EXERCISE DIRECTIONS: Read the lines below. Copy out any that hold the string "arrow".

Dataset records:
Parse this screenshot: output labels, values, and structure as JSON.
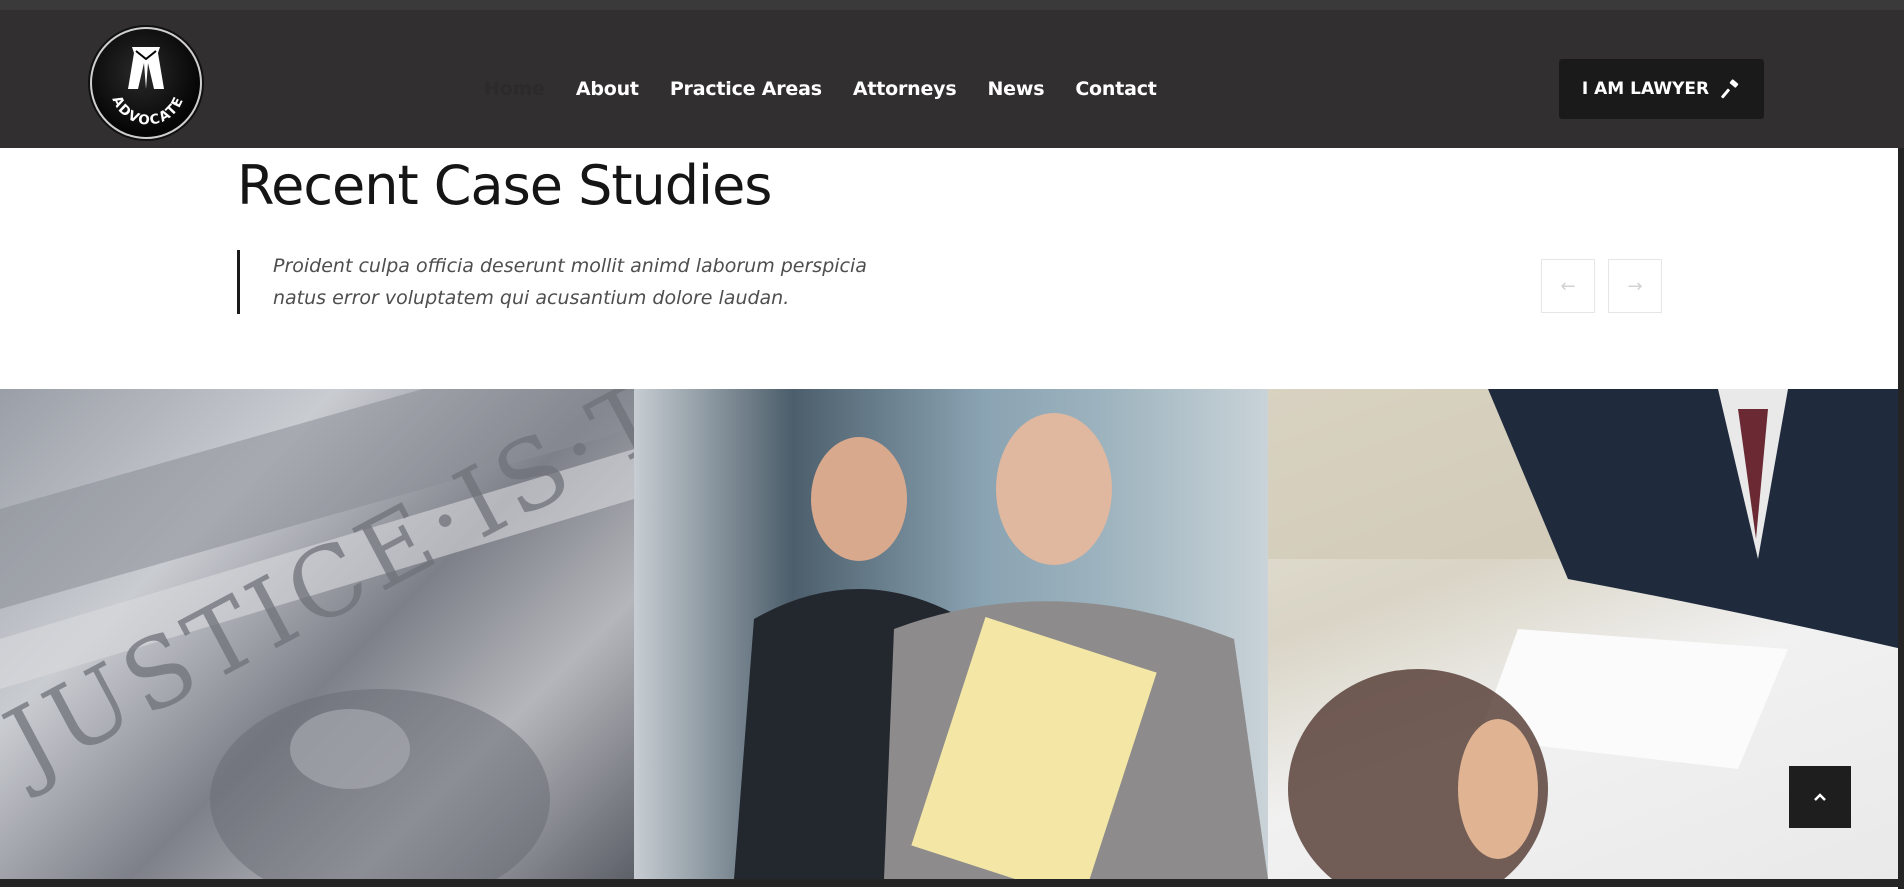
{
  "brand": {
    "logo_text": "ADVOCATE"
  },
  "nav": {
    "items": [
      {
        "label": "Home",
        "active": true
      },
      {
        "label": "About"
      },
      {
        "label": "Practice Areas"
      },
      {
        "label": "Attorneys"
      },
      {
        "label": "News"
      },
      {
        "label": "Contact"
      }
    ],
    "cta_label": "I AM LAWYER",
    "cta_icon": "gavel-icon"
  },
  "case_studies": {
    "title": "Recent Case Studies",
    "quote_line1": "Proident culpa officia deserunt mollit animd laborum perspicia",
    "quote_line2": "natus error voluptatem qui acusantium dolore laudan.",
    "prev_icon": "arrow-left-icon",
    "next_icon": "arrow-right-icon",
    "images": [
      {
        "name": "justice-column-image",
        "engraving": "JUSTICE·IS·T"
      },
      {
        "name": "lawyers-walking-image"
      },
      {
        "name": "client-meeting-image"
      }
    ]
  },
  "scroll_top_icon": "chevron-up-icon",
  "colors": {
    "header_bg": "#312f30",
    "nav_text": "#ffffff",
    "cta_bg": "#1b1a1a",
    "title_text": "#151515",
    "quote_text": "#4e4e4e"
  }
}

RESULT OF THE TASK:
    "prev_icon": "arrow-left-icon",
    "next_icon": "arrow-right-icon",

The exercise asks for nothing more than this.